Saved entries
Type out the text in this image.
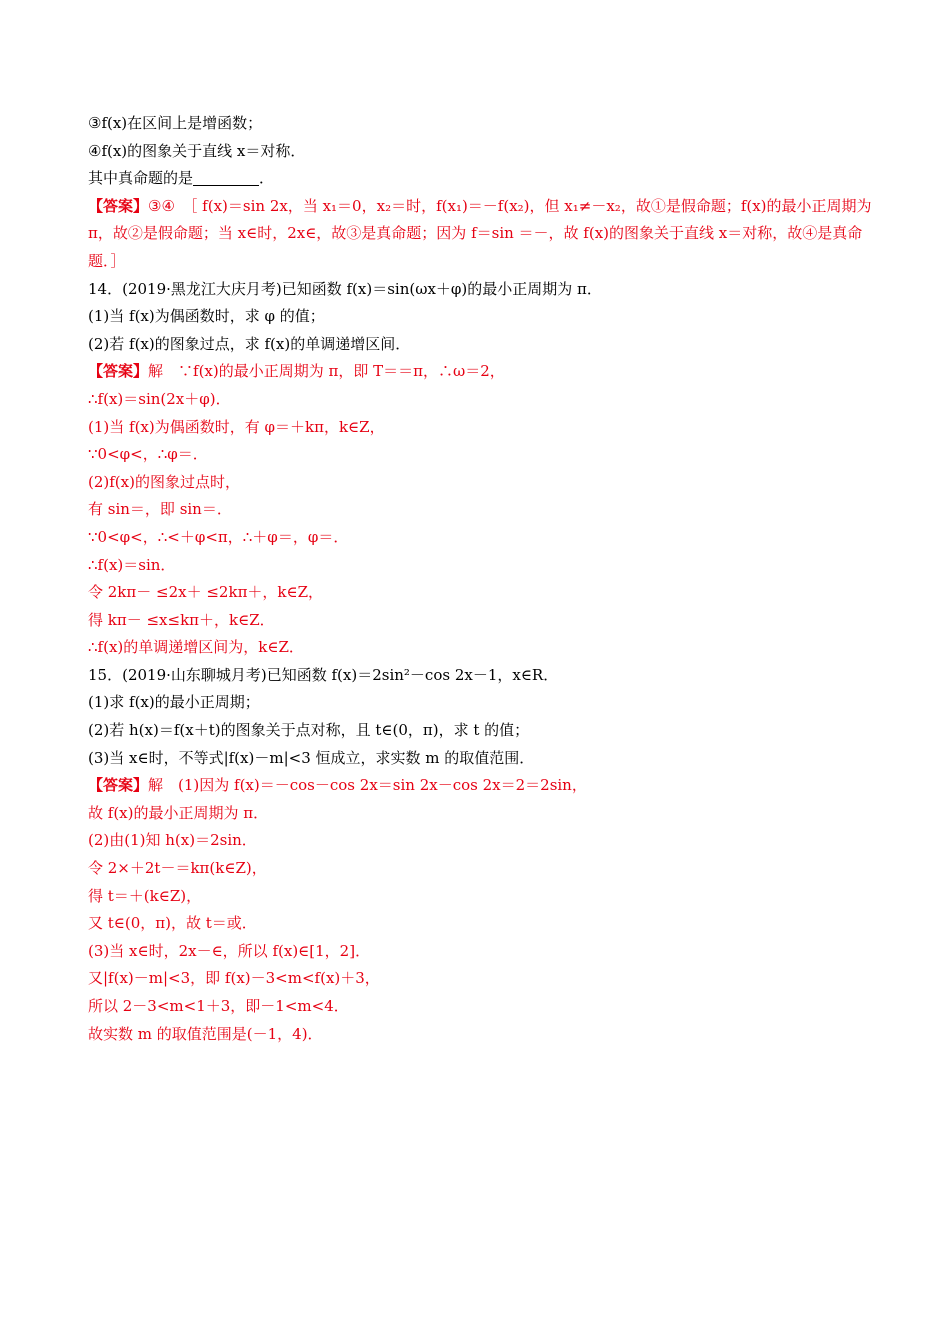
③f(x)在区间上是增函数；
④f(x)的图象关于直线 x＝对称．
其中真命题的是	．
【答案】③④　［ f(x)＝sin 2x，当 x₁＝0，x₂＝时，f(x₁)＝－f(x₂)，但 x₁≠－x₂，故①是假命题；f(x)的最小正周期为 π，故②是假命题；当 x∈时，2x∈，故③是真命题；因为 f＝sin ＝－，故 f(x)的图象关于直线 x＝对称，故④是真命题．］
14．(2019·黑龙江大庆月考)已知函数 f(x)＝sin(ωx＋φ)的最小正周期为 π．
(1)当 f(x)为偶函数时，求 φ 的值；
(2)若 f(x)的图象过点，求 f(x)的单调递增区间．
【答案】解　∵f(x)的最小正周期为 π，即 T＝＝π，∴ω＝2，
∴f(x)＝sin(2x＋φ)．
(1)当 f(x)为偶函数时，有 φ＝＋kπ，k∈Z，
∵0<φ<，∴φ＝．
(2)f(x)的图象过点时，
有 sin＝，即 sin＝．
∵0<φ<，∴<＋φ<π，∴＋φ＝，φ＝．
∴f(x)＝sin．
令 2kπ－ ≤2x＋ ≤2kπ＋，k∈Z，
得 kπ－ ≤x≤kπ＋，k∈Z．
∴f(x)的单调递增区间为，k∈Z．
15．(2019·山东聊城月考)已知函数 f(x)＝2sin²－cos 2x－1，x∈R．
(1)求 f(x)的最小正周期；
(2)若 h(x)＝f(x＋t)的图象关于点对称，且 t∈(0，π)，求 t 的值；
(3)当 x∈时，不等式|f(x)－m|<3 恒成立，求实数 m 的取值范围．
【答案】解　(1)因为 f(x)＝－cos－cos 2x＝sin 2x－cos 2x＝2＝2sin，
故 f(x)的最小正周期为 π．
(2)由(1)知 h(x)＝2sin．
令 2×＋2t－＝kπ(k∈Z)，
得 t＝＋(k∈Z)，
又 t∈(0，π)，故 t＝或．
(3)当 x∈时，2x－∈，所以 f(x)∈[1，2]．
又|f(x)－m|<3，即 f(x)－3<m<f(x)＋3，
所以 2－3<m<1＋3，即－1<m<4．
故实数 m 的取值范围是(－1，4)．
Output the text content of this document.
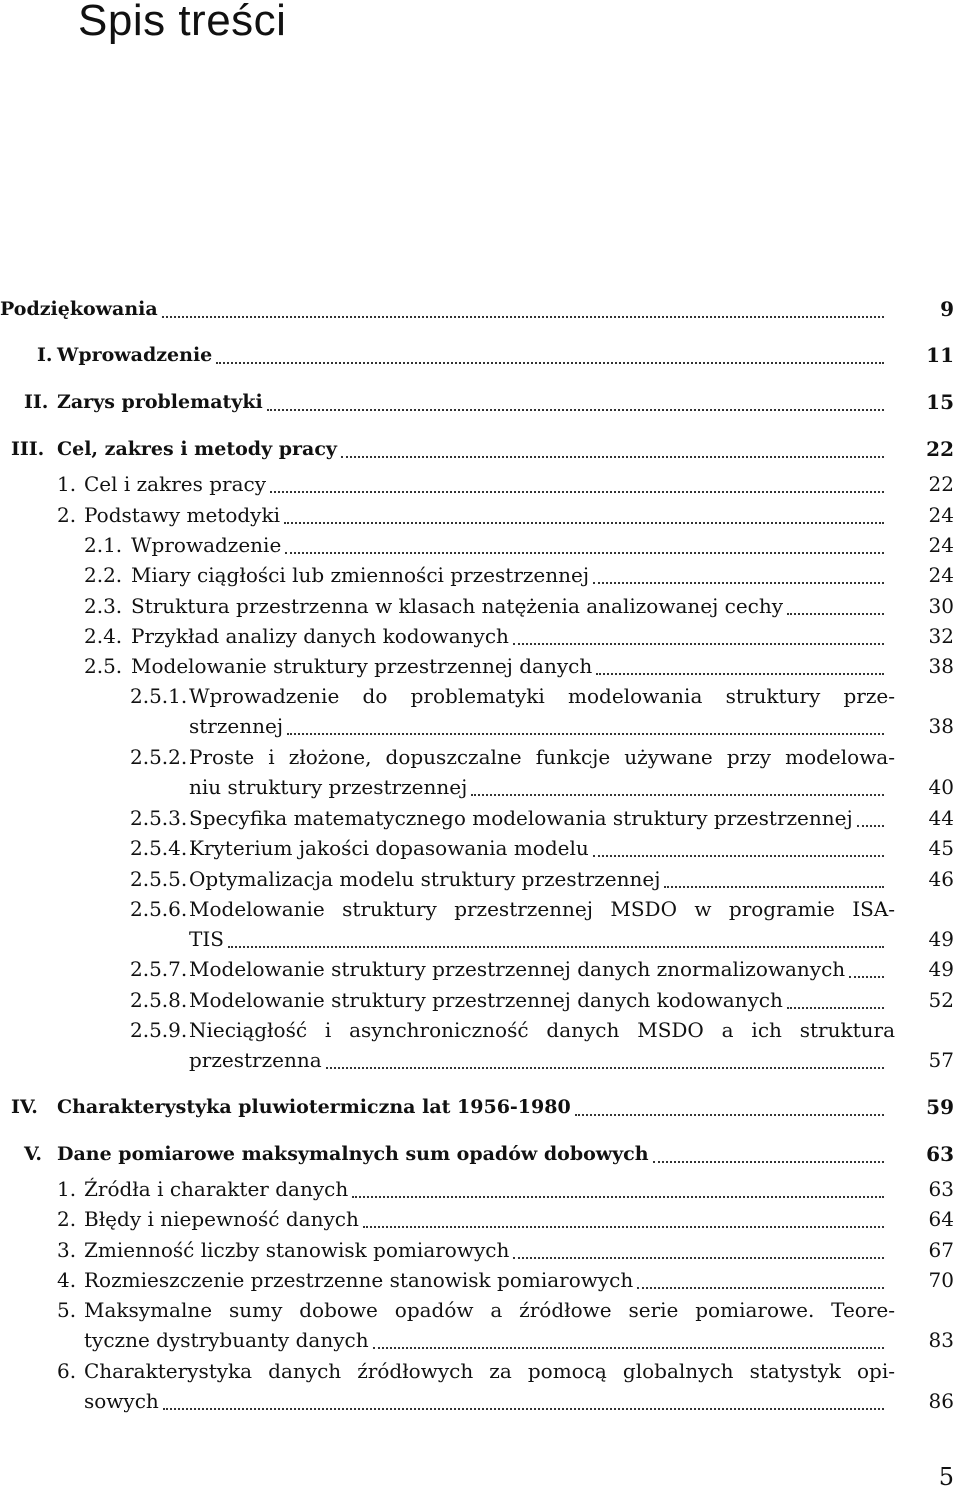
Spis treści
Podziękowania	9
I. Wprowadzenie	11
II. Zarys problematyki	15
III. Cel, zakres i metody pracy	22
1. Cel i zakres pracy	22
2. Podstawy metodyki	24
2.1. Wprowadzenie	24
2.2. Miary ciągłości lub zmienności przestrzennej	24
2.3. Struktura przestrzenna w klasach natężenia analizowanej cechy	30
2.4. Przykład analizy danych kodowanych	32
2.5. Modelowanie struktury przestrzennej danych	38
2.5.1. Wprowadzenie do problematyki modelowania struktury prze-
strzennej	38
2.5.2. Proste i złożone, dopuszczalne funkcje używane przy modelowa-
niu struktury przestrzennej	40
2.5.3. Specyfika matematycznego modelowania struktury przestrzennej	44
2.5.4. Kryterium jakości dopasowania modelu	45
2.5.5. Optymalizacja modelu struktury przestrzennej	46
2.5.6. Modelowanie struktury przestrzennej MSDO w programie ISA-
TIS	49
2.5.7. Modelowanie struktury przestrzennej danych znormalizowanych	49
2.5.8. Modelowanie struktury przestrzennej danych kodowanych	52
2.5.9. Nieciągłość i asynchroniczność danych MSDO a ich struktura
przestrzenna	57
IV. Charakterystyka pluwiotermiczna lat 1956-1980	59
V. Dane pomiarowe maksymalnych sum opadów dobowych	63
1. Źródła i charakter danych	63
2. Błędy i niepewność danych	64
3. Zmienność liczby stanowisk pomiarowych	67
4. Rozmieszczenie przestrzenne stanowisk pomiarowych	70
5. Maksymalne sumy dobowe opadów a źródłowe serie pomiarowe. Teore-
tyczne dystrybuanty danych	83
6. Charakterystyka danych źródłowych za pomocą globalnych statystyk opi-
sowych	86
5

▸ **Exercise directions**
Make a copy of each line that contains the string "Charakterystyka".

▸ **Answer**
IV. Charakterystyka pluwiotermiczna lat 1956-1980	59
6. Charakterystyka danych źródłowych za pomocą globalnych statystyk opi-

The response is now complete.